[WHAT THE TASK REQUIRES]: Collect every line of the records below that contains the word "against".

>> Start STORED ROWS

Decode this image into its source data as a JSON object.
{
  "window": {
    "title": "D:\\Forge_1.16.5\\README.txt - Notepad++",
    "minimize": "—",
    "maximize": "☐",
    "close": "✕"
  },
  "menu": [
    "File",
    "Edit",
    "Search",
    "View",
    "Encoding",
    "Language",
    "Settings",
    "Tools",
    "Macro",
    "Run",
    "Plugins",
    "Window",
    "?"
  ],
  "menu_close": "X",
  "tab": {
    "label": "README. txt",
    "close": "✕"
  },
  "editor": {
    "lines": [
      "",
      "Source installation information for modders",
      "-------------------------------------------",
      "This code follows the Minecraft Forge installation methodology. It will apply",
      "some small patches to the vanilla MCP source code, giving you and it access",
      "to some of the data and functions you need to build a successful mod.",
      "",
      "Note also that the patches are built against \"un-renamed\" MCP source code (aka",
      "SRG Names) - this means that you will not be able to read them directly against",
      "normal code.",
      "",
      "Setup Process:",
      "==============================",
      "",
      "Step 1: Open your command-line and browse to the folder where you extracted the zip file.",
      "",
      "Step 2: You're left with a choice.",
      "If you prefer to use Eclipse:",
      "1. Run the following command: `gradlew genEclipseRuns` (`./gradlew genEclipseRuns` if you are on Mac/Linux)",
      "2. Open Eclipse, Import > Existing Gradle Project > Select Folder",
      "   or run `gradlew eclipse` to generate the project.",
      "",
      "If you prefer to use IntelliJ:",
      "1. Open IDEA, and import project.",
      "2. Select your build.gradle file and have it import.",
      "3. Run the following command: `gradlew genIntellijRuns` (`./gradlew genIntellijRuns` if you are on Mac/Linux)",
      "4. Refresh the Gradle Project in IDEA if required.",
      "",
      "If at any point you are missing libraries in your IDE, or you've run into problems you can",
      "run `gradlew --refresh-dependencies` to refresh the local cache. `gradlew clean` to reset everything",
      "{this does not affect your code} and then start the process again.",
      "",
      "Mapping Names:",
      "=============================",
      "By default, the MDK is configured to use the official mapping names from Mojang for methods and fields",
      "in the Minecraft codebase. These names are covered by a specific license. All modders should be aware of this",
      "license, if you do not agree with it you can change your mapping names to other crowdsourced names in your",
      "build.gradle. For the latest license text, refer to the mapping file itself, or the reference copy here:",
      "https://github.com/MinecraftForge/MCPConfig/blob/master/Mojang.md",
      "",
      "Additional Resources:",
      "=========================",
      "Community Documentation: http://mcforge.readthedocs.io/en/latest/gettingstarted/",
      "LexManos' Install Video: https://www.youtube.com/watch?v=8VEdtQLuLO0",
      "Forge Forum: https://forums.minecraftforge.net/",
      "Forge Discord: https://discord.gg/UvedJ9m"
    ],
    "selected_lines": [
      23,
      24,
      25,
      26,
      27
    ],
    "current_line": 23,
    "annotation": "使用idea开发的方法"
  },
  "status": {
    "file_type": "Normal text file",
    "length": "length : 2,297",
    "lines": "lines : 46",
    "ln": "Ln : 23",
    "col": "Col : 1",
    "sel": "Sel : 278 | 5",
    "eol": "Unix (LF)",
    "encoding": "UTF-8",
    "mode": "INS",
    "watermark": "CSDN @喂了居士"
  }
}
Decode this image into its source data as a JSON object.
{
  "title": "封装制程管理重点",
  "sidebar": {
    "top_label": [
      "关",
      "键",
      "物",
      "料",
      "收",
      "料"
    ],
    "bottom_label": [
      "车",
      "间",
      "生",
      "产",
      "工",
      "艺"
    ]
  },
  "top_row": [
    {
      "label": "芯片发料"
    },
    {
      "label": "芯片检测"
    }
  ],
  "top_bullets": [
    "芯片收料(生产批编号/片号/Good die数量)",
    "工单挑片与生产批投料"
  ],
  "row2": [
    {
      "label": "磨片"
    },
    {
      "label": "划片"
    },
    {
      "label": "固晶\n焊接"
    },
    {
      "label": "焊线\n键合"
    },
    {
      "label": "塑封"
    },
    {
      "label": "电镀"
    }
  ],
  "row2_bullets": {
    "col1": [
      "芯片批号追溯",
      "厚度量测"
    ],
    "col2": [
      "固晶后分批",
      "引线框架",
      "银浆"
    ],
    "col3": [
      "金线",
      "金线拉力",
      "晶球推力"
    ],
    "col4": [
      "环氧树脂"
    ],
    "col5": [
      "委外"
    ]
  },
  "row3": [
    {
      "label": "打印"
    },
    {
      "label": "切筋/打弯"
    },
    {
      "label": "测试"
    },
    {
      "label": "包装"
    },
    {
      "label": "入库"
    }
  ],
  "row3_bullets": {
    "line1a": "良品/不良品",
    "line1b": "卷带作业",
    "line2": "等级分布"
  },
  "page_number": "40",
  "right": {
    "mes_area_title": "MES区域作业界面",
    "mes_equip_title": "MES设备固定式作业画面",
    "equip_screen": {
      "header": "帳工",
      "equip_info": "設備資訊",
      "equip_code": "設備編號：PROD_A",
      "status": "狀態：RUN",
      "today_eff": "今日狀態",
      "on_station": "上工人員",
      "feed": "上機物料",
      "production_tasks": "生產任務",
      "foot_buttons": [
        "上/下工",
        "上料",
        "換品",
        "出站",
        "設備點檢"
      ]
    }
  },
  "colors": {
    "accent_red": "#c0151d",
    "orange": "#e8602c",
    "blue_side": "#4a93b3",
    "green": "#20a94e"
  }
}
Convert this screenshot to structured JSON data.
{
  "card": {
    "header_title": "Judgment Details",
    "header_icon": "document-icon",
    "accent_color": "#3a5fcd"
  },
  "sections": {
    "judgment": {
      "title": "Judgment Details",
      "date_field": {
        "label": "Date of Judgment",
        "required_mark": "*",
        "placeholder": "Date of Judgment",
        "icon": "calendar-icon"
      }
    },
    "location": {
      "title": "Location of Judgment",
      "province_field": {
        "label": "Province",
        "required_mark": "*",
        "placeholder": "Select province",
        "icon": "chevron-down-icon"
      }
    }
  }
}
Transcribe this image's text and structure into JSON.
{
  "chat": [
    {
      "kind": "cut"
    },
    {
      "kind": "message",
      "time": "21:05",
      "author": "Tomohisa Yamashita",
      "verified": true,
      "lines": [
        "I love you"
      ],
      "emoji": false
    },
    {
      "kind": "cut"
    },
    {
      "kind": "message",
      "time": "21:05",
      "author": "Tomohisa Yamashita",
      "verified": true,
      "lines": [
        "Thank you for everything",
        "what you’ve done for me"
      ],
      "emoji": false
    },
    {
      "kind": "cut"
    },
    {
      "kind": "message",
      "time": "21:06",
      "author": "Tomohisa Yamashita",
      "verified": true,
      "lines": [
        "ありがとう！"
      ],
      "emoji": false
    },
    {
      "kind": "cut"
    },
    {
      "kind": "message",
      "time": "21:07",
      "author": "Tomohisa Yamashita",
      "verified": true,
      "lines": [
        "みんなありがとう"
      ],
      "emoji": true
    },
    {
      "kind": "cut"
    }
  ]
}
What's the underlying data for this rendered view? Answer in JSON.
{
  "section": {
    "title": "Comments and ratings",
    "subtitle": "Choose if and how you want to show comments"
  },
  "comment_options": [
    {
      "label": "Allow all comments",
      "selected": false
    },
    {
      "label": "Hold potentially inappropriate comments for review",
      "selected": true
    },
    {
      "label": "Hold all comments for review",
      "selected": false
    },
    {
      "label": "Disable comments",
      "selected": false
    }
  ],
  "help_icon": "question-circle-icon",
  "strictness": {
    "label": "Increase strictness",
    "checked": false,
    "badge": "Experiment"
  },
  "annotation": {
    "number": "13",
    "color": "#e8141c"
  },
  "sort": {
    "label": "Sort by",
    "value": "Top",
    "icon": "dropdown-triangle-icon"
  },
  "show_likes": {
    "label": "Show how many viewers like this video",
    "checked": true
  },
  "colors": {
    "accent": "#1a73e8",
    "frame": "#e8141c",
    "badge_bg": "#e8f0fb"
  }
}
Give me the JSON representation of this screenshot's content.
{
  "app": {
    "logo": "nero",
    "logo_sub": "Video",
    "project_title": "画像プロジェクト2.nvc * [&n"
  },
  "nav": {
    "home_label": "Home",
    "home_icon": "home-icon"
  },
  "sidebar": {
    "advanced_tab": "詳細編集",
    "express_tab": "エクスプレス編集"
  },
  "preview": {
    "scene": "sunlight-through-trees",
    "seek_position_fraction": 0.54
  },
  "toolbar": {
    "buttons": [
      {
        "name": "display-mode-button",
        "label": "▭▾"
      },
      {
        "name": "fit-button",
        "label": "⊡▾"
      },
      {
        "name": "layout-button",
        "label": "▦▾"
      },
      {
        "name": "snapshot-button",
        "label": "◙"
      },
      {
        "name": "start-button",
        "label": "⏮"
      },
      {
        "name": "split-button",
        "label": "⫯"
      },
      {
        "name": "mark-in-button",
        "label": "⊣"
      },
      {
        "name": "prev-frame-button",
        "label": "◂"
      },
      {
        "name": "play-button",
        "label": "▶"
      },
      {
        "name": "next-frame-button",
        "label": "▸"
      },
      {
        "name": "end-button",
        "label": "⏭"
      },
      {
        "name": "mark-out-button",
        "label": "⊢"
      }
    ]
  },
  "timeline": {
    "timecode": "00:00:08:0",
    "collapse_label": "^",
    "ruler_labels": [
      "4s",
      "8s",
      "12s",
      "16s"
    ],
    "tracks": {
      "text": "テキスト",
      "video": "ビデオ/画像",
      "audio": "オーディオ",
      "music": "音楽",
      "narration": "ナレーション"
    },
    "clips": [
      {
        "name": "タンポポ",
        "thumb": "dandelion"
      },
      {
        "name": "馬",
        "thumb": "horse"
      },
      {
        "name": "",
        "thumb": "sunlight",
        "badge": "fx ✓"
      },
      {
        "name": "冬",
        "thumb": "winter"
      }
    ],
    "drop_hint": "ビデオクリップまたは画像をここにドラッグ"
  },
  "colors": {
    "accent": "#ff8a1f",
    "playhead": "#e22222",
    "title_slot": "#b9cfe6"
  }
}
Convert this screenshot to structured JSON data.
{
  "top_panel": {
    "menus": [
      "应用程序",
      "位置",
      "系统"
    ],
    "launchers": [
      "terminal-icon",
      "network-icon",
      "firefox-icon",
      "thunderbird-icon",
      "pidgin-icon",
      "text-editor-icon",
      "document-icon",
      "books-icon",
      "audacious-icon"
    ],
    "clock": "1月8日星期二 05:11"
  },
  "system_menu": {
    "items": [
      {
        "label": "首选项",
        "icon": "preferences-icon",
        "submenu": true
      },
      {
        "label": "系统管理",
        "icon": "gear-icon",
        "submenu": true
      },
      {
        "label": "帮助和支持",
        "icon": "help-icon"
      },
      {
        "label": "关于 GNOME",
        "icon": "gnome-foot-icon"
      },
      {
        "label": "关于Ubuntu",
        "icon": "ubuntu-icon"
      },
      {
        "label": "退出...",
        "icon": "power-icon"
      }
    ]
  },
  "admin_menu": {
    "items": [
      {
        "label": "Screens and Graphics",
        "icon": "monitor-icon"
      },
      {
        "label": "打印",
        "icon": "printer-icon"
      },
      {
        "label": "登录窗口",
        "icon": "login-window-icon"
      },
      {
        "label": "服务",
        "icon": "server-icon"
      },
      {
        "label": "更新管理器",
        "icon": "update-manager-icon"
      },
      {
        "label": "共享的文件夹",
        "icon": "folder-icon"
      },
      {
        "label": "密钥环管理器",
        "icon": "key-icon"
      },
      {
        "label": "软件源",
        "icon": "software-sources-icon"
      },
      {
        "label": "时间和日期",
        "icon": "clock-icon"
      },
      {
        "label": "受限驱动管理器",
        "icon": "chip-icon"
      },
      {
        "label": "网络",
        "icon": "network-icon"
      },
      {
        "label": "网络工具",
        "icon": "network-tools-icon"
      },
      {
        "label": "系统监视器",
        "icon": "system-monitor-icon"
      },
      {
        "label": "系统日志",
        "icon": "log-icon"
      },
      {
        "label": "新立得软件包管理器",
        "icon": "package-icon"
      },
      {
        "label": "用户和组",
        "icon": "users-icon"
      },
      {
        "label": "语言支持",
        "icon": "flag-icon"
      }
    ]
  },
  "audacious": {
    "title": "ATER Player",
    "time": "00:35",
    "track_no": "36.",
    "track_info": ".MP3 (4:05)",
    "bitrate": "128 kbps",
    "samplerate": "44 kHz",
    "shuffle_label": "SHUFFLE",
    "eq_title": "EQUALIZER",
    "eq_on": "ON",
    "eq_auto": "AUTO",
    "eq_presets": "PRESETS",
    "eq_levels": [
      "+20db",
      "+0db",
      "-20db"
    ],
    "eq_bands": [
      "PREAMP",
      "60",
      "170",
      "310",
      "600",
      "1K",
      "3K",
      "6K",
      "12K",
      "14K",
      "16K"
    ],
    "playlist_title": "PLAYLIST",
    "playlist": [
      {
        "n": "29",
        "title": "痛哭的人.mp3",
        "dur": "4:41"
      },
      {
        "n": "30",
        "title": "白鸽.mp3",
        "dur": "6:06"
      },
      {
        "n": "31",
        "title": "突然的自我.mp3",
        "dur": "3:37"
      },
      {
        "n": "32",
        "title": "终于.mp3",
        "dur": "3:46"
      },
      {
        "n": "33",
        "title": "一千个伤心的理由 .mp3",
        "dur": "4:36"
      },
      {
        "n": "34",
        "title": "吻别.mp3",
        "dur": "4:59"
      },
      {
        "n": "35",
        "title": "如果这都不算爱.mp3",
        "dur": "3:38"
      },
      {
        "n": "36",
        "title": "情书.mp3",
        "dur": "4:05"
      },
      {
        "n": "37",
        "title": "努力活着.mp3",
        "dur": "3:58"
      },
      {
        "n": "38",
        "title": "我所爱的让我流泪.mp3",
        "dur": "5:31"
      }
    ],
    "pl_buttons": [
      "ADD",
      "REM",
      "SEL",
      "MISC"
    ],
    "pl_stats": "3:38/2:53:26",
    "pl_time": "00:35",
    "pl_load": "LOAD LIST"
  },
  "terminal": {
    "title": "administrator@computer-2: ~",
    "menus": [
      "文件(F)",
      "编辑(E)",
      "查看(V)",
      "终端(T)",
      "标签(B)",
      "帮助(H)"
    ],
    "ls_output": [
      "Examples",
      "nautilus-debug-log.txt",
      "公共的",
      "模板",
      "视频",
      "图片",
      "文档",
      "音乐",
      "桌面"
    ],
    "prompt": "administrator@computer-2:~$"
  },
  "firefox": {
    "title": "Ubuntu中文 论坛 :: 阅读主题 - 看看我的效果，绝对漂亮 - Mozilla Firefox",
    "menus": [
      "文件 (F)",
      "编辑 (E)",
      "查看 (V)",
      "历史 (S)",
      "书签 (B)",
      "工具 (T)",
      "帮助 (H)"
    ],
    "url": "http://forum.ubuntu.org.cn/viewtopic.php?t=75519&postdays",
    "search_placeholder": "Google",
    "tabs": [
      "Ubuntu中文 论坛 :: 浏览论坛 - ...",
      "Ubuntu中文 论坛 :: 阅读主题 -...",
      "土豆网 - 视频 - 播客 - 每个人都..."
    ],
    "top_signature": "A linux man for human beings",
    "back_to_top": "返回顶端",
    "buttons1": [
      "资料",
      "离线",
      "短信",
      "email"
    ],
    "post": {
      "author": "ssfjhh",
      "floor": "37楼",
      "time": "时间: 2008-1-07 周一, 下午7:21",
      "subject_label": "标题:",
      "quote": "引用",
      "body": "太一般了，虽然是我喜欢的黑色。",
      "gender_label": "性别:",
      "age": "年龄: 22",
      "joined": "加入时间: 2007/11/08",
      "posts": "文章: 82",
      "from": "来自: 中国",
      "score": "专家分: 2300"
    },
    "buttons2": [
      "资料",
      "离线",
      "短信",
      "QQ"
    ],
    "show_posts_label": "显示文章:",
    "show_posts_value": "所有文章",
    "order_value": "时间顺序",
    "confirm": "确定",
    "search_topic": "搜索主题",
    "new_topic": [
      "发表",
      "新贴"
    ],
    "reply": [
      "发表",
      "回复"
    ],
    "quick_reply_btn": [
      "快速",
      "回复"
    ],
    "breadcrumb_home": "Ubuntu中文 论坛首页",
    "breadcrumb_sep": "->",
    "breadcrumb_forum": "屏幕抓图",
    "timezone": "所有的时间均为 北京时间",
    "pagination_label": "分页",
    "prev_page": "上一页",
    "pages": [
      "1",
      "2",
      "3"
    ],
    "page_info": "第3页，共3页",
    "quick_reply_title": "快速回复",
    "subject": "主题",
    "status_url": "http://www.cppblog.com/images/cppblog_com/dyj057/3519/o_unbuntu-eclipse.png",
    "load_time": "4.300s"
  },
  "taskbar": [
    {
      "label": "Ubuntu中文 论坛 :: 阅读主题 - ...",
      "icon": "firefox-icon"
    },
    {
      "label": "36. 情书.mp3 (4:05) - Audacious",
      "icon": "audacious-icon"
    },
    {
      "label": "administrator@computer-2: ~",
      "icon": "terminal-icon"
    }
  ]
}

>> End STORED ROWS

[ANSWER FOR THE TASK]:
      "Note also that the patches are built against \"un-renamed\" MCP source code (aka",
      "SRG Names) - this means that you will not be able to read them directly against",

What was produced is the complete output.